## TO BE DONE
In the entries below, count the lines holding "safety". Reply with the number only.

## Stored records
▼
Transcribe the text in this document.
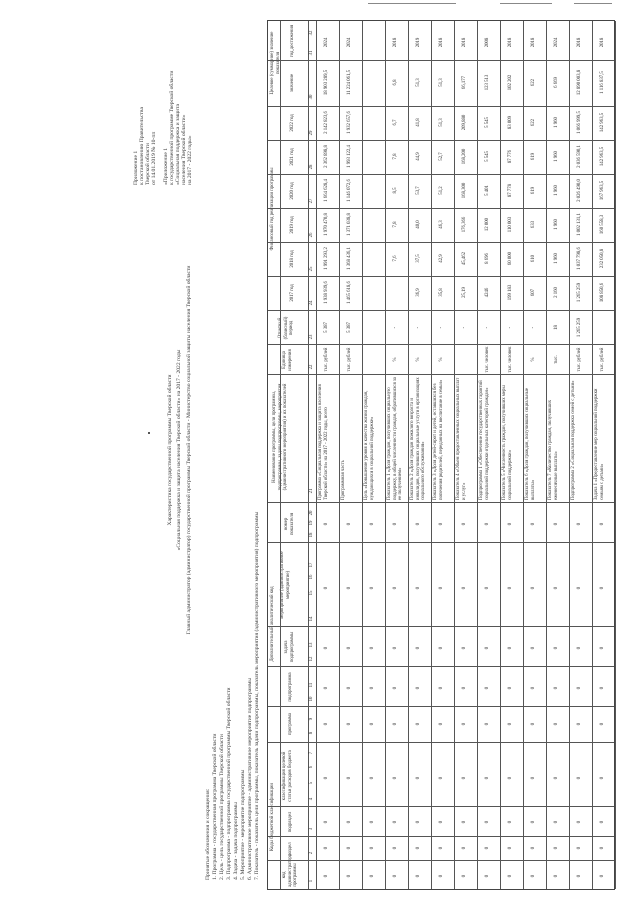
Приложение 1 к постановлению Правительства Тверской области от 14.01.2019 № 10-пп «Приложение 1 к государственной программе Тверской области «Социальная поддержка и защита населения Тверской области» на 2017 - 2022 годы»
Характеристика государственной программы Тверской области «Социальная поддержка и защита населения Тверской области» на 2017 - 2022 годы Главный администратор (администратор) государственной программы Тверской области - Министерство социальной защиты населения Тверской области
Принятые обозначения и сокращения: 1. Программа - государственная программа Тверской области 2. Цель - цель государственной программы Тверской области 3. Подпрограмма - подпрограмма государственной программы Тверской области 4. Задача - задача подпрограммы 5. Мероприятие - мероприятие подпрограммы 6. Административное мероприятие - административное мероприятие подпрограммы 7. Показатель - показатель цели программы, показатель задачи подпрограммы, показатель мероприятия (административного мероприятия) подпрограммы Коды бюджетной классификации
Дополнительный аналитический код
Наименование программы, цели программы, подпрограммы, задачи подпрограммы, мероприятия (административного мероприятия) и их показателей
Единица измерения
Отчетный (базисный) период
Финансовый год реализации программы
Целевое (суммарное) значение показателя
код администратора программы
раздел
подраздел
классификация целевой статьи расходов бюджета
программа
подпрограмма
задача подпрограммы
мероприятие (административное мероприятие)
номер показателя
2017 год
2018 год
2019 год
2020 год
2021 год
2022 год
значение
год достижения
1
2
3
4
5
6
7
8
9
10
11
12
13
14
15
16
17
18
19
20
21
22
23
24
25
26
27
28
29
30
31
32
0
0
0
0
0
0
0
0
0
Программа «Социальная поддержка и защита населения Тверской области» на 2017 - 2022 годы, всего
тыс. рублей
5 387
1 938 939,6
1 991 293,2
1 970 470,8
1 664 628,4
2 362 898,8
2 142 823,6
18 903 289,5
2024
0
0
0
0
0
0
0
0
0
Программная часть
тыс. рублей
5 387
1 465 618,6
1 368 436,1
1 371 038,8
1 146 072,6
1 993 122,4
1 932 657,6
11 224 061,5
2024
0
0
0
0
0
0
0
0
0
Цель «Повышение уровня и качества жизни граждан, нуждающихся в социальной поддержке»
0
0
0
0
0
0
0
0
0
Показатель 1 «Доля граждан, получивших социальную поддержку, в общей численности граждан, обратившихся за ее получением»
%
-
7,6
7,8
8,5
7,8
6,7
6,8
2018
0
0
0
0
0
0
0
0
0
Показатель 2 «Доля граждан пожилого возраста и инвалидов, получивших социальные услуги в организациях социального обслуживания»
%
-
36,9
37,5
40,0
53,7
44,9
41,8
51,3
2019
0
0
0
0
0
0
0
0
0
Показатель 3 «Доля детей-сирот и детей, оставшихся без попечения родителей, переданных на воспитание в семьи»
%
-
35,8
42,9
46,3
51,2
52,7
51,3
51,3
2018
0
0
0
0
0
0
0
0
0
Показатель 4 «Объем предоставленных социальных выплат и услуг»
-
25,19
45,462
176,366
168,300
168,200
209,880
66,177
2018
0
0
0
0
0
0
0
0
0
Подпрограмма 1 «Обеспечение государственных гарантий социальной поддержки отдельных категорий граждан»
тыс. человек
-
4246
8 696
12 000
5 401
5 545
5 545
123 513
2008
0
0
0
0
0
0
0
0
0
Показатель 5 «Численность граждан, получивших меры социальной поддержки»
тыс. человек
-
199 183
60 000
110 003
87 778
87 776
83 009
102 202
2018
0
0
0
0
0
0
0
0
0
Показатель 6 «Доля граждан, получивших социальные выплаты»
%
-
607
610
633
619
619
622
622
2018
0
0
0
0
0
0
0
0
0
Показатель 7 «Количество граждан, получивших ежемесячные выплаты»
тыс.
18
2 160
1 960
1 960
1 960
1 960
1 960
6 669
2024
0
0
0
0
0
0
0
0
0
Подпрограмма 2 «Социальная поддержка семей с детьми»
тыс. рублей
1 265 259
1 265 259
1 037 798,6
1 002 131,1
2 026 490,0
2 036 590,1
1 066 999,5
12 890 003,8
2018
0
0
0
0
0
0
0
0
0
Задача 1 «Предоставление мер социальной поддержки семьям с детьми»
тыс. рублей
108 850,6
232 050,8
160 558,3
167 963,5
142 963,5
142 963,5
1 116 837,5
2018
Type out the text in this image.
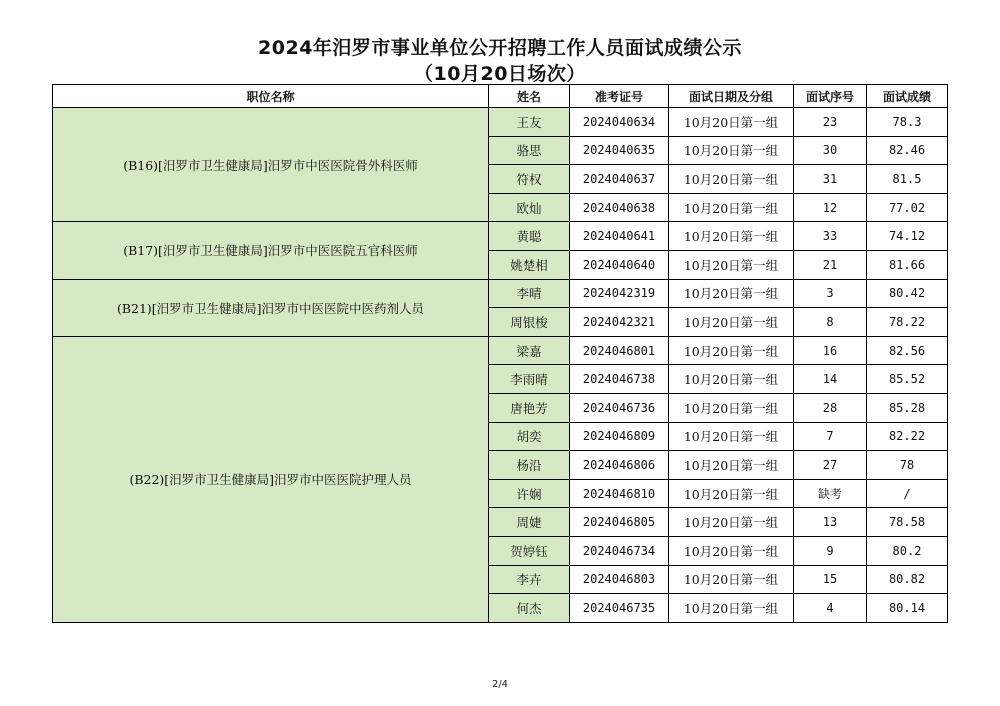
2024年汨罗市事业单位公开招聘工作人员面试成绩公示
（10月20日场次）
职位名称	姓名	准考证号	面试日期及分组	面试序号	面试成绩
(B16)[汨罗市卫生健康局]汨罗市中医医院骨外科医师	王友	2024040634	10月20日第一组	23	78.3
	骆思	2024040635	10月20日第一组	30	82.46
	符权	2024040637	10月20日第一组	31	81.5
	欧灿	2024040638	10月20日第一组	12	77.02
(B17)[汨罗市卫生健康局]汨罗市中医医院五官科医师	黄聪	2024040641	10月20日第一组	33	74.12
	姚楚相	2024040640	10月20日第一组	21	81.66
(B21)[汨罗市卫生健康局]汨罗市中医医院中医药剂人员	李晴	2024042319	10月20日第一组	3	80.42
	周银梭	2024042321	10月20日第一组	8	78.22
(B22)[汨罗市卫生健康局]汨罗市中医医院护理人员	梁嘉	2024046801	10月20日第一组	16	82.56
	李雨晴	2024046738	10月20日第一组	14	85.52
	唐艳芳	2024046736	10月20日第一组	28	85.28
	胡奕	2024046809	10月20日第一组	7	82.22
	杨沿	2024046806	10月20日第一组	27	78
	许娴	2024046810	10月20日第一组	缺考	/
	周婕	2024046805	10月20日第一组	13	78.58
	贺婷钰	2024046734	10月20日第一组	9	80.2
	李卉	2024046803	10月20日第一组	15	80.82
	何杰	2024046735	10月20日第一组	4	80.14
2/4
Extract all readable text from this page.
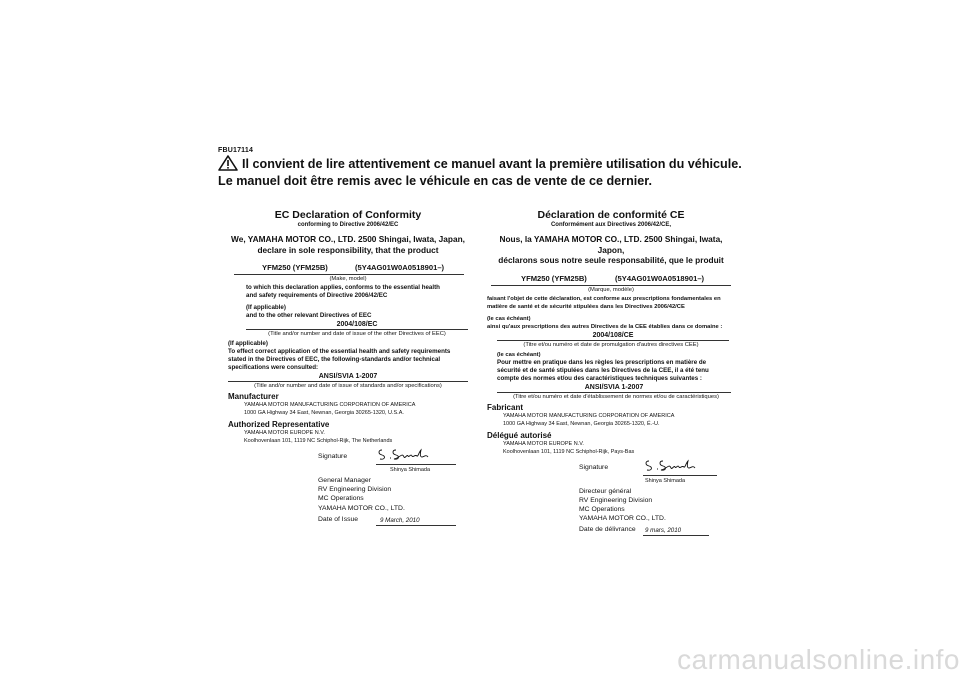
FBU17114
Il convient de lire attentivement ce manuel avant la première utilisation du véhicule. Le manuel doit être remis avec le véhicule en cas de vente de ce dernier.
EC Declaration of Conformity
conforming to Directive 2006/42/EC
We, YAMAHA MOTOR CO., LTD. 2500 Shingai, Iwata, Japan,
declare in sole responsibility, that the product
YFM250 (YFM25B)	(5Y4AG01W0A0518901–)
(Make, model)
to which this declaration applies, conforms to the essential health
and safety requirements of Directive 2006/42/EC
(If applicable)
and to the other relevant Directives of EEC
2004/108/EC
(Title and/or number and date of issue of the other Directives of EEC)
(If applicable)
To effect correct application of the essential health and safety requirements
stated in the Directives of EEC, the following-standards and/or technical
specifications were consulted:
ANSI/SVIA 1-2007
(Title and/or number and date of issue of standards and/or specifications)
Manufacturer
YAMAHA MOTOR MANUFACTURING CORPORATION OF AMERICA
1000 GA Highway 34 East, Newnan, Georgia 30265-1320, U.S.A.
Authorized Representative
YAMAHA MOTOR EUROPE N.V.
Koolhovenlaan 101, 1119 NC Schiphol-Rijk, The Netherlands
Signature
Shinya Shimada
General Manager
RV Engineering Division
MC Operations
YAMAHA MOTOR CO., LTD.
Date of Issue	9 March, 2010
Déclaration de conformité CE
Conformément aux Directives 2006/42/CE,
Nous, la YAMAHA MOTOR CO., LTD. 2500 Shingai, Iwata, Japon,
déclarons sous notre seule responsabilité, que le produit
YFM250 (YFM25B)	(5Y4AG01W0A0518901–)
(Marque, modèle)
faisant l'objet de cette déclaration, est conforme aux prescriptions fondamentales en
matière de santé et de sécurité stipulées dans les Directives 2006/42/CE
(le cas échéant)
ainsi qu'aux prescriptions des autres Directives de la CEE établies dans ce domaine :
2004/108/CE
(Titre et/ou numéro et date de promulgation d'autres directives CEE)
(le cas échéant)
Pour mettre en pratique dans les règles les prescriptions en matière de
sécurité et de santé stipulées dans les Directives de la CEE, il a été tenu
compte des normes et/ou des caractéristiques techniques suivantes :
ANSI/SVIA 1-2007
(Titre et/ou numéro et date d'établissement de normes et/ou de caractéristiques)
Fabricant
YAMAHA MOTOR MANUFACTURING CORPORATION OF AMERICA
1000 GA Highway 34 East, Newnan, Georgia 30265-1320, É.-U.
Délégué autorisé
YAMAHA MOTOR EUROPE N.V.
Koolhovenlaan 101, 1119 NC Schiphol-Rijk, Pays-Bas
Signature
Shinya Shimada
Directeur général
RV Engineering Division
MC Operations
YAMAHA MOTOR CO., LTD.
Date de délivrance 9 mars, 2010
carmanualsonline.info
▲
## TASK ANSWER
2